Copy out each line of the material below with no changes.
[start of ENTRIES SUPPLIED]
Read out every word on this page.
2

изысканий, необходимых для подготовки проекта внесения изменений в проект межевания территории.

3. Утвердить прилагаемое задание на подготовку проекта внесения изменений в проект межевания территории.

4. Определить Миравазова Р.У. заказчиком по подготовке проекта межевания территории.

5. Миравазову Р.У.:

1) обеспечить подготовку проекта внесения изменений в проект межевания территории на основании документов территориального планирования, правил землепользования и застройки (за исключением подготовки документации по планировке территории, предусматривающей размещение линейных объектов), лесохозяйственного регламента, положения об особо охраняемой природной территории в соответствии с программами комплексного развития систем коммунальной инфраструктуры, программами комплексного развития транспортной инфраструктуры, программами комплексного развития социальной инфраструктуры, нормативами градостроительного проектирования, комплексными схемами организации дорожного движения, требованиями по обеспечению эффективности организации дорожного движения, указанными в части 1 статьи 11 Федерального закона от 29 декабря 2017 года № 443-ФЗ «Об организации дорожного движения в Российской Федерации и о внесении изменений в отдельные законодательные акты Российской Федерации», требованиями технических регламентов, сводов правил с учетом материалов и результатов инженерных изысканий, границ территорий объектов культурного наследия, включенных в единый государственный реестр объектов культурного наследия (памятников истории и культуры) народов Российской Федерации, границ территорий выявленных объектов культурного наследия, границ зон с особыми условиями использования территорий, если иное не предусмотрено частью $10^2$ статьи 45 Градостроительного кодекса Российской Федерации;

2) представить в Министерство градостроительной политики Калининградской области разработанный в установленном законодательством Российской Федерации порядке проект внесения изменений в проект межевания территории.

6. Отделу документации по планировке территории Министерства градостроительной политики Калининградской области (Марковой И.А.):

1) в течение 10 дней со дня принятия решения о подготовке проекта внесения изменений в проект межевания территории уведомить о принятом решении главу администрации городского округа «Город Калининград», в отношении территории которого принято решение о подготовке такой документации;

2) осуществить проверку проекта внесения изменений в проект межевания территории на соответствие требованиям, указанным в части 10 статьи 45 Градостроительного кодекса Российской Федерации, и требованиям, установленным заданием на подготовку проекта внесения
[end of ENTRIES SUPPLIED]
- [SOLUTION TO THE EXERCISE]:
Read out every word on this page.
2

изысканий, необходимых для подготовки проекта внесения изменений в проект межевания территории.

3. Утвердить прилагаемое задание на подготовку проекта внесения изменений в проект межевания территории.

4. Определить Миравазова Р.У. заказчиком по подготовке проекта межевания территории.

5. Миравазову Р.У.:

1) обеспечить подготовку проекта внесения изменений в проект межевания территории на основании документов территориального планирования, правил землепользования и застройки (за исключением подготовки документации по планировке территории, предусматривающей размещение линейных объектов), лесохозяйственного регламента, положения об особо охраняемой природной территории в соответствии с программами комплексного развития систем коммунальной инфраструктуры, программами комплексного развития транспортной инфраструктуры, программами комплексного развития социальной инфраструктуры, нормативами градостроительного проектирования, комплексными схемами организации дорожного движения, требованиями по обеспечению эффективности организации дорожного движения, указанными в части 1 статьи 11 Федерального закона от 29 декабря 2017 года № 443-ФЗ «Об организации дорожного движения в Российской Федерации и о внесении изменений в отдельные законодательные акты Российской Федерации», требованиями технических регламентов, сводов правил с учетом материалов и результатов инженерных изысканий, границ территорий объектов культурного наследия, включенных в единый государственный реестр объектов культурного наследия (памятников истории и культуры) народов Российской Федерации, границ территорий выявленных объектов культурного наследия, границ зон с особыми условиями использования территорий, если иное не предусмотрено частью $10^2$ статьи 45 Градостроительного кодекса Российской Федерации;

2) представить в Министерство градостроительной политики Калининградской области разработанный в установленном законодательством Российской Федерации порядке проект внесения изменений в проект межевания территории.

6. Отделу документации по планировке территории Министерства градостроительной политики Калининградской области (Марковой И.А.):

1) в течение 10 дней со дня принятия решения о подготовке проекта внесения изменений в проект межевания территории уведомить о принятом решении главу администрации городского округа «Город Калининград», в отношении территории которого принято решение о подготовке такой документации;

2) осуществить проверку проекта внесения изменений в проект межевания территории на соответствие требованиям, указанным в части 10 статьи 45 Градостроительного кодекса Российской Федерации, и требованиям, установленным заданием на подготовку проекта внесения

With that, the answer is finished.